Repeat each line exactly as it is written.

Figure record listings
* * *

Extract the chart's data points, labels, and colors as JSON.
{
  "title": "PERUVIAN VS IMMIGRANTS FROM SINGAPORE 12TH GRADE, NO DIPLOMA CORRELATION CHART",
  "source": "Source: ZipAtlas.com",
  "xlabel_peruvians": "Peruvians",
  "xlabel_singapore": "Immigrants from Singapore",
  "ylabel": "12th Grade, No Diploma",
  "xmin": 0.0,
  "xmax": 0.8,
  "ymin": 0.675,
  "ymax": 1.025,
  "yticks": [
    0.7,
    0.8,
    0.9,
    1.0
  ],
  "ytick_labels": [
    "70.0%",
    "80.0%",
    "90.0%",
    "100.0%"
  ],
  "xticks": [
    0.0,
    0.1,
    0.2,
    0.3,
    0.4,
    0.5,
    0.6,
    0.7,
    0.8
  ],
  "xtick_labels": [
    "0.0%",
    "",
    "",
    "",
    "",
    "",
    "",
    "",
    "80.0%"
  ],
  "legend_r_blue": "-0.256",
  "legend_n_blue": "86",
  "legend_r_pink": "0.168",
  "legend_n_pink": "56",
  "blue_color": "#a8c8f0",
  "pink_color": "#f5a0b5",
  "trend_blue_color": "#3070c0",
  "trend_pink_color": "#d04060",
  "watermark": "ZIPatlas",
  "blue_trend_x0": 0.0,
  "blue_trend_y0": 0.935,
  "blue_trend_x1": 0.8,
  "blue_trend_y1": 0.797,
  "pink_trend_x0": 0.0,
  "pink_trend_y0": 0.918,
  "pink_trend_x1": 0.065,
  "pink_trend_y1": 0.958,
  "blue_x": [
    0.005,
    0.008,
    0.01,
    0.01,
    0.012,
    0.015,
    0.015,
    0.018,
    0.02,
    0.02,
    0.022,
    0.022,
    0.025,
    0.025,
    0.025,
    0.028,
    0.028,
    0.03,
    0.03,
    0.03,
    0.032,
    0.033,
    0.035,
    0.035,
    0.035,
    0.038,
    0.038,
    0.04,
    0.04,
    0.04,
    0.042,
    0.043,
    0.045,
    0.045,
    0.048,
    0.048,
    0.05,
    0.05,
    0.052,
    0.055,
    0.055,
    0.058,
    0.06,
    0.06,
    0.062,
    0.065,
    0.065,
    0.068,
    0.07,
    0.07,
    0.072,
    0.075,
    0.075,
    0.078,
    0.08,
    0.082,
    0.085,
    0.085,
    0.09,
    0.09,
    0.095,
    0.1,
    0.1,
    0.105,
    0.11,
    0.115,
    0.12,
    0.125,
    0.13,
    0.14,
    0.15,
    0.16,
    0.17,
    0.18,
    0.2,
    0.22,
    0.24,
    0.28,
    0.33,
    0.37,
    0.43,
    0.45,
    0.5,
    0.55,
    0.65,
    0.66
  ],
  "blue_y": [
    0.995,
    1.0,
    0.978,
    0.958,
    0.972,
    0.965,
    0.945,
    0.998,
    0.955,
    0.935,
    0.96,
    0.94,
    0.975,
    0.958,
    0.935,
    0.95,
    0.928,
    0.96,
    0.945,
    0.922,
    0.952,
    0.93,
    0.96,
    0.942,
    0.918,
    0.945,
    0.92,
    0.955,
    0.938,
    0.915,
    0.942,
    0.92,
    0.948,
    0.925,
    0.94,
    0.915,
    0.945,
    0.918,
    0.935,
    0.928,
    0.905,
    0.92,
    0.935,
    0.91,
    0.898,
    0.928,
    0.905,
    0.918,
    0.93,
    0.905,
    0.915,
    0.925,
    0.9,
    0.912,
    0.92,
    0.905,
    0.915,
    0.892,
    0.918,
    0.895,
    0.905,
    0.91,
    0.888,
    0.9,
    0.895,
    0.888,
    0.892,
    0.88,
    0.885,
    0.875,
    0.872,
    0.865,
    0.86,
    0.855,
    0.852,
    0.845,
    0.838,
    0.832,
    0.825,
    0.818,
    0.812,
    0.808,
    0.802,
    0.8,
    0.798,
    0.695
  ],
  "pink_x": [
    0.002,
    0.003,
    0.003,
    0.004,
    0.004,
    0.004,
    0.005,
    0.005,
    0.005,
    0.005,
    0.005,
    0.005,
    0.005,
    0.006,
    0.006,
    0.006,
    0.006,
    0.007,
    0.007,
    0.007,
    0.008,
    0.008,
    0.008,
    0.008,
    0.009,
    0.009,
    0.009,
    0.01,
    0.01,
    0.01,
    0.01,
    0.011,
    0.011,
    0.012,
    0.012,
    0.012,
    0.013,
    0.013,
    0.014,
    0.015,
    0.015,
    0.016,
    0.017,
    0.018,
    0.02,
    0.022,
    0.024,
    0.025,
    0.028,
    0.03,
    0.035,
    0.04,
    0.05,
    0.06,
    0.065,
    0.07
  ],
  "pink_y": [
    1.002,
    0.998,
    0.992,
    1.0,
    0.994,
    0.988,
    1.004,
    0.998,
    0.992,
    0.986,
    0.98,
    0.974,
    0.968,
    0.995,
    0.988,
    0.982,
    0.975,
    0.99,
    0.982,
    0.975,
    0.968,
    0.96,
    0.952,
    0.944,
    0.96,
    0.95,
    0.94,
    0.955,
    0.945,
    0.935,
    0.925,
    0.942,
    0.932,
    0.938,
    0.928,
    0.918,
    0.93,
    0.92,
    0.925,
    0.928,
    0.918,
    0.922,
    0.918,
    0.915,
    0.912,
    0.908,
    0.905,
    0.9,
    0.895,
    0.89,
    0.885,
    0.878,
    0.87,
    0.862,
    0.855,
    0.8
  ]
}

* * *

**WRITTEN RESPONSE:**
Extract the chart's data points, labels, and colors as JSON.
{
  "title": "PERUVIAN VS IMMIGRANTS FROM SINGAPORE 12TH GRADE, NO DIPLOMA CORRELATION CHART",
  "source": "Source: ZipAtlas.com",
  "xlabel_peruvians": "Peruvians",
  "xlabel_singapore": "Immigrants from Singapore",
  "ylabel": "12th Grade, No Diploma",
  "xmin": 0.0,
  "xmax": 0.8,
  "ymin": 0.675,
  "ymax": 1.025,
  "yticks": [
    0.7,
    0.8,
    0.9,
    1.0
  ],
  "ytick_labels": [
    "70.0%",
    "80.0%",
    "90.0%",
    "100.0%"
  ],
  "xticks": [
    0.0,
    0.1,
    0.2,
    0.3,
    0.4,
    0.5,
    0.6,
    0.7,
    0.8
  ],
  "xtick_labels": [
    "0.0%",
    "",
    "",
    "",
    "",
    "",
    "",
    "",
    "80.0%"
  ],
  "legend_r_blue": "-0.256",
  "legend_n_blue": "86",
  "legend_r_pink": "0.168",
  "legend_n_pink": "56",
  "blue_color": "#a8c8f0",
  "pink_color": "#f5a0b5",
  "trend_blue_color": "#3070c0",
  "trend_pink_color": "#d04060",
  "watermark": "ZIPatlas",
  "blue_trend_x0": 0.0,
  "blue_trend_y0": 0.935,
  "blue_trend_x1": 0.8,
  "blue_trend_y1": 0.797,
  "pink_trend_x0": 0.0,
  "pink_trend_y0": 0.918,
  "pink_trend_x1": 0.065,
  "pink_trend_y1": 0.958,
  "blue_x": [
    0.005,
    0.008,
    0.01,
    0.01,
    0.012,
    0.015,
    0.015,
    0.018,
    0.02,
    0.02,
    0.022,
    0.022,
    0.025,
    0.025,
    0.025,
    0.028,
    0.028,
    0.03,
    0.03,
    0.03,
    0.032,
    0.033,
    0.035,
    0.035,
    0.035,
    0.038,
    0.038,
    0.04,
    0.04,
    0.04,
    0.042,
    0.043,
    0.045,
    0.045,
    0.048,
    0.048,
    0.05,
    0.05,
    0.052,
    0.055,
    0.055,
    0.058,
    0.06,
    0.06,
    0.062,
    0.065,
    0.065,
    0.068,
    0.07,
    0.07,
    0.072,
    0.075,
    0.075,
    0.078,
    0.08,
    0.082,
    0.085,
    0.085,
    0.09,
    0.09,
    0.095,
    0.1,
    0.1,
    0.105,
    0.11,
    0.115,
    0.12,
    0.125,
    0.13,
    0.14,
    0.15,
    0.16,
    0.17,
    0.18,
    0.2,
    0.22,
    0.24,
    0.28,
    0.33,
    0.37,
    0.43,
    0.45,
    0.5,
    0.55,
    0.65,
    0.66
  ],
  "blue_y": [
    0.995,
    1.0,
    0.978,
    0.958,
    0.972,
    0.965,
    0.945,
    0.998,
    0.955,
    0.935,
    0.96,
    0.94,
    0.975,
    0.958,
    0.935,
    0.95,
    0.928,
    0.96,
    0.945,
    0.922,
    0.952,
    0.93,
    0.96,
    0.942,
    0.918,
    0.945,
    0.92,
    0.955,
    0.938,
    0.915,
    0.942,
    0.92,
    0.948,
    0.925,
    0.94,
    0.915,
    0.945,
    0.918,
    0.935,
    0.928,
    0.905,
    0.92,
    0.935,
    0.91,
    0.898,
    0.928,
    0.905,
    0.918,
    0.93,
    0.905,
    0.915,
    0.925,
    0.9,
    0.912,
    0.92,
    0.905,
    0.915,
    0.892,
    0.918,
    0.895,
    0.905,
    0.91,
    0.888,
    0.9,
    0.895,
    0.888,
    0.892,
    0.88,
    0.885,
    0.875,
    0.872,
    0.865,
    0.86,
    0.855,
    0.852,
    0.845,
    0.838,
    0.832,
    0.825,
    0.818,
    0.812,
    0.808,
    0.802,
    0.8,
    0.798,
    0.695
  ],
  "pink_x": [
    0.002,
    0.003,
    0.003,
    0.004,
    0.004,
    0.004,
    0.005,
    0.005,
    0.005,
    0.005,
    0.005,
    0.005,
    0.005,
    0.006,
    0.006,
    0.006,
    0.006,
    0.007,
    0.007,
    0.007,
    0.008,
    0.008,
    0.008,
    0.008,
    0.009,
    0.009,
    0.009,
    0.01,
    0.01,
    0.01,
    0.01,
    0.011,
    0.011,
    0.012,
    0.012,
    0.012,
    0.013,
    0.013,
    0.014,
    0.015,
    0.015,
    0.016,
    0.017,
    0.018,
    0.02,
    0.022,
    0.024,
    0.025,
    0.028,
    0.03,
    0.035,
    0.04,
    0.05,
    0.06,
    0.065,
    0.07
  ],
  "pink_y": [
    1.002,
    0.998,
    0.992,
    1.0,
    0.994,
    0.988,
    1.004,
    0.998,
    0.992,
    0.986,
    0.98,
    0.974,
    0.968,
    0.995,
    0.988,
    0.982,
    0.975,
    0.99,
    0.982,
    0.975,
    0.968,
    0.96,
    0.952,
    0.944,
    0.96,
    0.95,
    0.94,
    0.955,
    0.945,
    0.935,
    0.925,
    0.942,
    0.932,
    0.938,
    0.928,
    0.918,
    0.93,
    0.92,
    0.925,
    0.928,
    0.918,
    0.922,
    0.918,
    0.915,
    0.912,
    0.908,
    0.905,
    0.9,
    0.895,
    0.89,
    0.885,
    0.878,
    0.87,
    0.862,
    0.855,
    0.8
  ]
}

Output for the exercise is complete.